> Extracted data entries
* start *

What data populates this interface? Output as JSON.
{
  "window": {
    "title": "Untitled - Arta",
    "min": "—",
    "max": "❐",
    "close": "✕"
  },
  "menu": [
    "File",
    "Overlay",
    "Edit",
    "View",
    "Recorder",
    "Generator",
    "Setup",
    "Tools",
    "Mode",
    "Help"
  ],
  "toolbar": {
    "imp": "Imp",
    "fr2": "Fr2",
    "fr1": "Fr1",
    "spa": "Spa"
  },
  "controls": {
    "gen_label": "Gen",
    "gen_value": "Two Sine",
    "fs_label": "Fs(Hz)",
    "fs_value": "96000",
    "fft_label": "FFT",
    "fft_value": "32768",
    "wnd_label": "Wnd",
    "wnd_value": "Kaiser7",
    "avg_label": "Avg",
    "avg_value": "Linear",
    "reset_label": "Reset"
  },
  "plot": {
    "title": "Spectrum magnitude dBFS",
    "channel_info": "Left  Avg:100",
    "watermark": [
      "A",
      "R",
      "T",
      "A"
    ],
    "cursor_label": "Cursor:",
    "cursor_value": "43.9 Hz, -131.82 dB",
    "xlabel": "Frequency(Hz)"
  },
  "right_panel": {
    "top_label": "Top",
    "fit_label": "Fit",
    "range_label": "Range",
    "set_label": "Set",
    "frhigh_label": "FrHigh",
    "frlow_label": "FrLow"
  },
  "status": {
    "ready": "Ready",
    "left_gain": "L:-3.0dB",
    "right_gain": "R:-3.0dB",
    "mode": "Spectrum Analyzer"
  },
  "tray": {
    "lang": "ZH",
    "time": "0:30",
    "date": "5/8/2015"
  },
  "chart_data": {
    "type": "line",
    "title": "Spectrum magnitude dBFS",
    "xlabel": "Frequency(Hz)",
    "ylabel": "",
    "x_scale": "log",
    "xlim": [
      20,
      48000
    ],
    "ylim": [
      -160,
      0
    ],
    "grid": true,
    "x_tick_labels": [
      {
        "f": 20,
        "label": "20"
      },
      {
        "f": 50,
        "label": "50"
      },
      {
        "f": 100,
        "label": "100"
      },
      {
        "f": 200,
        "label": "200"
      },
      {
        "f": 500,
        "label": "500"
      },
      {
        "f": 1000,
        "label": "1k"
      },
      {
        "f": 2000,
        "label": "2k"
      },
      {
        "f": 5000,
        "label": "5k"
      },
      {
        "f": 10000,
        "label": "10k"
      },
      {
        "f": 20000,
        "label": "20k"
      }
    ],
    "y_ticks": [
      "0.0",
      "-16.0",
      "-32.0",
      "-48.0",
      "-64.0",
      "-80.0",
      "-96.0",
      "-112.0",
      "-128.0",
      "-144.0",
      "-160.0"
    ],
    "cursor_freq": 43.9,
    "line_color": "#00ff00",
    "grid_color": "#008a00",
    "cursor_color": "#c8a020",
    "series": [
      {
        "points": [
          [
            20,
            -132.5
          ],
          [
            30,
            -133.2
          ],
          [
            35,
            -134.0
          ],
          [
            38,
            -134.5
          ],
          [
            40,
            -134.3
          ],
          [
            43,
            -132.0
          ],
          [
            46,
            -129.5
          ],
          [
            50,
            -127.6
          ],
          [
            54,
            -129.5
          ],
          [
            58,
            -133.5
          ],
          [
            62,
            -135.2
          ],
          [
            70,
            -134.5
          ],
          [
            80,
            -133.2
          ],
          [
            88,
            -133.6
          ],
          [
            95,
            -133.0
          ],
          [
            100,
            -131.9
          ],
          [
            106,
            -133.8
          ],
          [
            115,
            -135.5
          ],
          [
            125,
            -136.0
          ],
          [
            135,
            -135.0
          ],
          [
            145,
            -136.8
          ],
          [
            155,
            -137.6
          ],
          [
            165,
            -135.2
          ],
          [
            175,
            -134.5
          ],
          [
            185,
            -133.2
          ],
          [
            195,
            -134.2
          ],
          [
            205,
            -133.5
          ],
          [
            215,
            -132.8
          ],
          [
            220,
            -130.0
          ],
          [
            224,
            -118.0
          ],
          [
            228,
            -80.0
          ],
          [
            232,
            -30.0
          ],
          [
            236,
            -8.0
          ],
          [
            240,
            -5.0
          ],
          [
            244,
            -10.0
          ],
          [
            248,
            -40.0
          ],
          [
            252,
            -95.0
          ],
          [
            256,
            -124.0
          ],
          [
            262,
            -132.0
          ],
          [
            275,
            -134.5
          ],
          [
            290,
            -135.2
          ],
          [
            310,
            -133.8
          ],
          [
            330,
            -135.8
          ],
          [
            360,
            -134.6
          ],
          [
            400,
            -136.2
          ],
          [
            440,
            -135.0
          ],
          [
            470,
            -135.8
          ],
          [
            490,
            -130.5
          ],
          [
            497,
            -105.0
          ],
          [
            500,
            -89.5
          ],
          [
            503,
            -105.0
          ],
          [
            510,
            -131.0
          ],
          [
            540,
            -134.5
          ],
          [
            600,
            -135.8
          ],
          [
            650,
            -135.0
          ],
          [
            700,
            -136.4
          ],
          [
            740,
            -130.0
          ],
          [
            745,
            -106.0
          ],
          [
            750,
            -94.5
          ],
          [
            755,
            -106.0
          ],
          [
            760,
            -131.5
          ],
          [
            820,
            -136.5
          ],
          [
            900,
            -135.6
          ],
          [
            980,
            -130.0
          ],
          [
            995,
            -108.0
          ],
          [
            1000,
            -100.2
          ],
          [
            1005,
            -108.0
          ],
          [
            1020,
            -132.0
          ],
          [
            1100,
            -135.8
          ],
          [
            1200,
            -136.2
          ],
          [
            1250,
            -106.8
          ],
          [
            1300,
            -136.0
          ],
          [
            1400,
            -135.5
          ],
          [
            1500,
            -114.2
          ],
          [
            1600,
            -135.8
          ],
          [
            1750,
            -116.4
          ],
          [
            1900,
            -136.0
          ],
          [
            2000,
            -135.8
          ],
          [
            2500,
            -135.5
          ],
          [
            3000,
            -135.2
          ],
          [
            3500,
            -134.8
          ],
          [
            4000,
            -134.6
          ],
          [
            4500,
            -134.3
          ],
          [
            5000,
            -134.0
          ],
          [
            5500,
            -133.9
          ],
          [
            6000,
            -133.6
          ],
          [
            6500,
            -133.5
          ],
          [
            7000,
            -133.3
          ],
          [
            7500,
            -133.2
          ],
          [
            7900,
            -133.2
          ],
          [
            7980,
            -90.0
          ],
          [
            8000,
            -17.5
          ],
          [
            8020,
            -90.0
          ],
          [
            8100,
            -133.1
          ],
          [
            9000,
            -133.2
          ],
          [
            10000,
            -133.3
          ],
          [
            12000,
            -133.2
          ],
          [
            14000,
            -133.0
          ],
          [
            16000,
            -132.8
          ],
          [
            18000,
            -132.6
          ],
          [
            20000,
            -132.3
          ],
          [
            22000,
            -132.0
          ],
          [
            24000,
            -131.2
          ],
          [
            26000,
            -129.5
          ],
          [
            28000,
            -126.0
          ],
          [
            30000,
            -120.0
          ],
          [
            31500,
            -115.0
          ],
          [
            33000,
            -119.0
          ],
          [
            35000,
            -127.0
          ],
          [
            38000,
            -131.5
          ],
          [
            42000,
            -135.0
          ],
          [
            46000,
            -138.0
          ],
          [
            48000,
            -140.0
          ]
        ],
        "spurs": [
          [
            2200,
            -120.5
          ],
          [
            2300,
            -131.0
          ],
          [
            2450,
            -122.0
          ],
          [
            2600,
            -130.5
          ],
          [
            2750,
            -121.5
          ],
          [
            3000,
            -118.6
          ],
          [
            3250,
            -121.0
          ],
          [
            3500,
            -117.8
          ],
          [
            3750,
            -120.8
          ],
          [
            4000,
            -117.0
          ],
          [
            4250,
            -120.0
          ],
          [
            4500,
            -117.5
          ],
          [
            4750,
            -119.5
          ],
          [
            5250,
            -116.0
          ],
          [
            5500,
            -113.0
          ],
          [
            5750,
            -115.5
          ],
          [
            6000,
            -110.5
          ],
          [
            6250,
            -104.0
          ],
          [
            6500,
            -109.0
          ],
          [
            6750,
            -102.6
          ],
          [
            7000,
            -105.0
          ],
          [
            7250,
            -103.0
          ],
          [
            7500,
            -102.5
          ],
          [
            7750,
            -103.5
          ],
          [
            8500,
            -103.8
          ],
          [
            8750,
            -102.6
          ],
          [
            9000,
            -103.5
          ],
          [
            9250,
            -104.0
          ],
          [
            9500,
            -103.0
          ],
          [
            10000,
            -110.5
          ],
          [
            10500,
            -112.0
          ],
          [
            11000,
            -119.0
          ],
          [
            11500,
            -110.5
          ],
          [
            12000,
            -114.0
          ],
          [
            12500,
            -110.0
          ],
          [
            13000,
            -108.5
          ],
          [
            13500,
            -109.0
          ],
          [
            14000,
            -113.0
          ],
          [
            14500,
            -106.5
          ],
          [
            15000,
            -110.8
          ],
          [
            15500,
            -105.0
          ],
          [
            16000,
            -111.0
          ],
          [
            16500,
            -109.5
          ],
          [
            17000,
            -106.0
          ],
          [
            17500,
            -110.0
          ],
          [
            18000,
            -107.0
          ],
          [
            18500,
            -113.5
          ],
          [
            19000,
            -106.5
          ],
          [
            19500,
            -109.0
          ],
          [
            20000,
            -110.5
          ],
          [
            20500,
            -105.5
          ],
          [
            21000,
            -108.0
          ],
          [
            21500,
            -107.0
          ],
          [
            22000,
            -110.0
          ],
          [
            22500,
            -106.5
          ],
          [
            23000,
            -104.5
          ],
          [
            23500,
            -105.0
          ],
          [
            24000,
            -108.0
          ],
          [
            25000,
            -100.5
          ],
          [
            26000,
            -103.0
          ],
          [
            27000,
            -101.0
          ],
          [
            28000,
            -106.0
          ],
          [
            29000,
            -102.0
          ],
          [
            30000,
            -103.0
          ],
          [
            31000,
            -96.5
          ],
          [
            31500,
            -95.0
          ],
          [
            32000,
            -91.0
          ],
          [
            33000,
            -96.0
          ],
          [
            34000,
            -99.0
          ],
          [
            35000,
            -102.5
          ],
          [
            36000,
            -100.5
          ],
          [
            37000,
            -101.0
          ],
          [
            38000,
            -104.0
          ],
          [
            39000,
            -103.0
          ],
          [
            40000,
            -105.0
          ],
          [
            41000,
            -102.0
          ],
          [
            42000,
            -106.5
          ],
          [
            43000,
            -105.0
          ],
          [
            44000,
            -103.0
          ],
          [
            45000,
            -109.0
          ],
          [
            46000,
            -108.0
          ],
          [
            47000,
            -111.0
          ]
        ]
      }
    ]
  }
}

* end *

> TASK GOAL
Look through the material above. Copy each line where the word "Frequency" appears.

> ANSWER TO THIS TASK
    "xlabel": "Frequency(Hz)"
    "xlabel": "Frequency(Hz)",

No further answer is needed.